# Written exercise
Leave out the pictures and copy everything else in the entries exactly.

# Input
────────────────
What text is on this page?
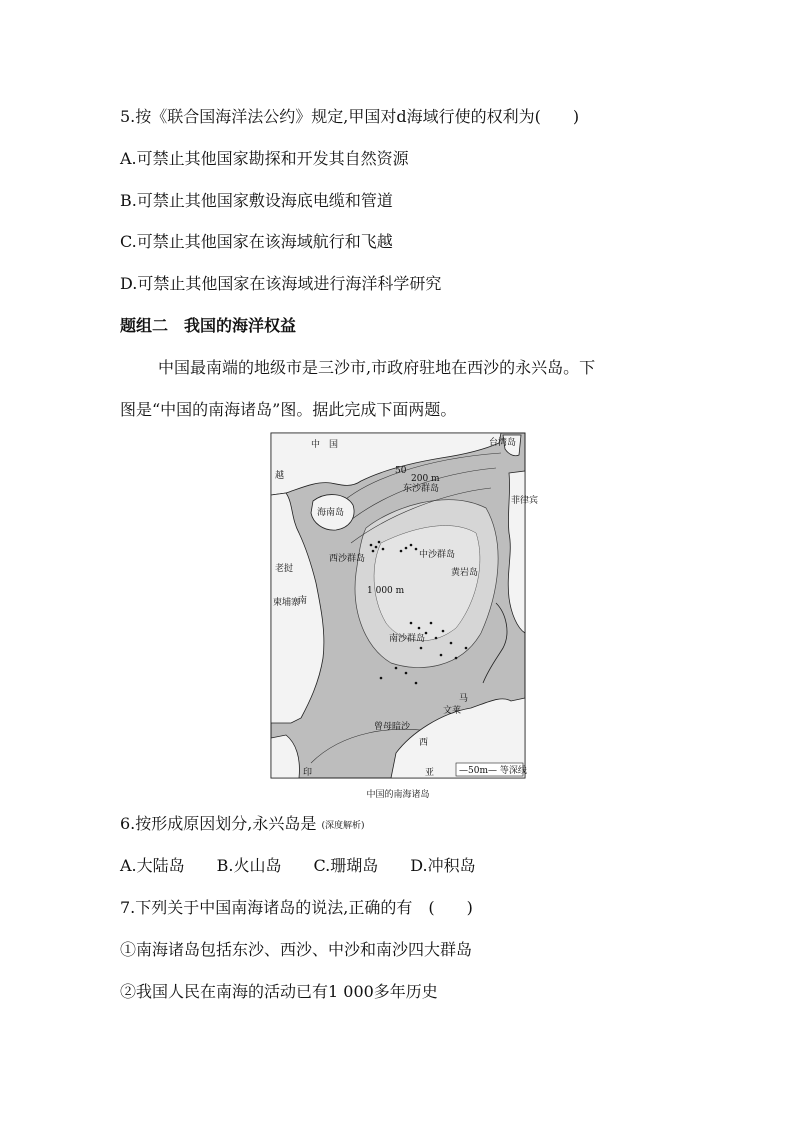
5.按《联合国海洋法公约》规定,甲国对d海域行使的权利为(　　)
A.可禁止其他国家勘探和开发其自然资源
B.可禁止其他国家敷设海底电缆和管道
C.可禁止其他国家在该海域航行和飞越
D.可禁止其他国家在该海域进行海洋科学研究
题组二　我国的海洋权益
中国最南端的地级市是三沙市,市政府驻地在西沙的永兴岛。下
图是“中国的南海诸岛”图。据此完成下面两题。
中　国	台湾岛
越
海南岛
东沙群岛
西沙群岛	中沙群岛
黄岩岛
南沙群岛
曾母暗沙
老挝
柬埔寨
南
菲律宾
文莱
马
西
亚
印
50
200 m
1 000 m
—50m— 等深线
中国的南海诸岛
6.按形成原因划分,永兴岛是 (深度解析)
A.大陆岛　　B.火山岛　　C.珊瑚岛　　D.冲积岛
7.下列关于中国南海诸岛的说法,正确的有　(　　)
①南海诸岛包括东沙、西沙、中沙和南沙四大群岛
②我国人民在南海的活动已有1 000多年历史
────────────────
# Written reply
What text is on this page?
5.按《联合国海洋法公约》规定,甲国对d海域行使的权利为(　　)
A.可禁止其他国家勘探和开发其自然资源
B.可禁止其他国家敷设海底电缆和管道
C.可禁止其他国家在该海域航行和飞越
D.可禁止其他国家在该海域进行海洋科学研究
题组二　我国的海洋权益
中国最南端的地级市是三沙市,市政府驻地在西沙的永兴岛。下
图是“中国的南海诸岛”图。据此完成下面两题。
中　国	台湾岛
越
海南岛
东沙群岛
西沙群岛	中沙群岛
黄岩岛
南沙群岛
曾母暗沙
老挝
柬埔寨
南
菲律宾
文莱
马
西
亚
印
50
200 m
1 000 m
—50m— 等深线
中国的南海诸岛
6.按形成原因划分,永兴岛是 (深度解析)
A.大陆岛　　B.火山岛　　C.珊瑚岛　　D.冲积岛
7.下列关于中国南海诸岛的说法,正确的有　(　　)
①南海诸岛包括东沙、西沙、中沙和南沙四大群岛
②我国人民在南海的活动已有1 000多年历史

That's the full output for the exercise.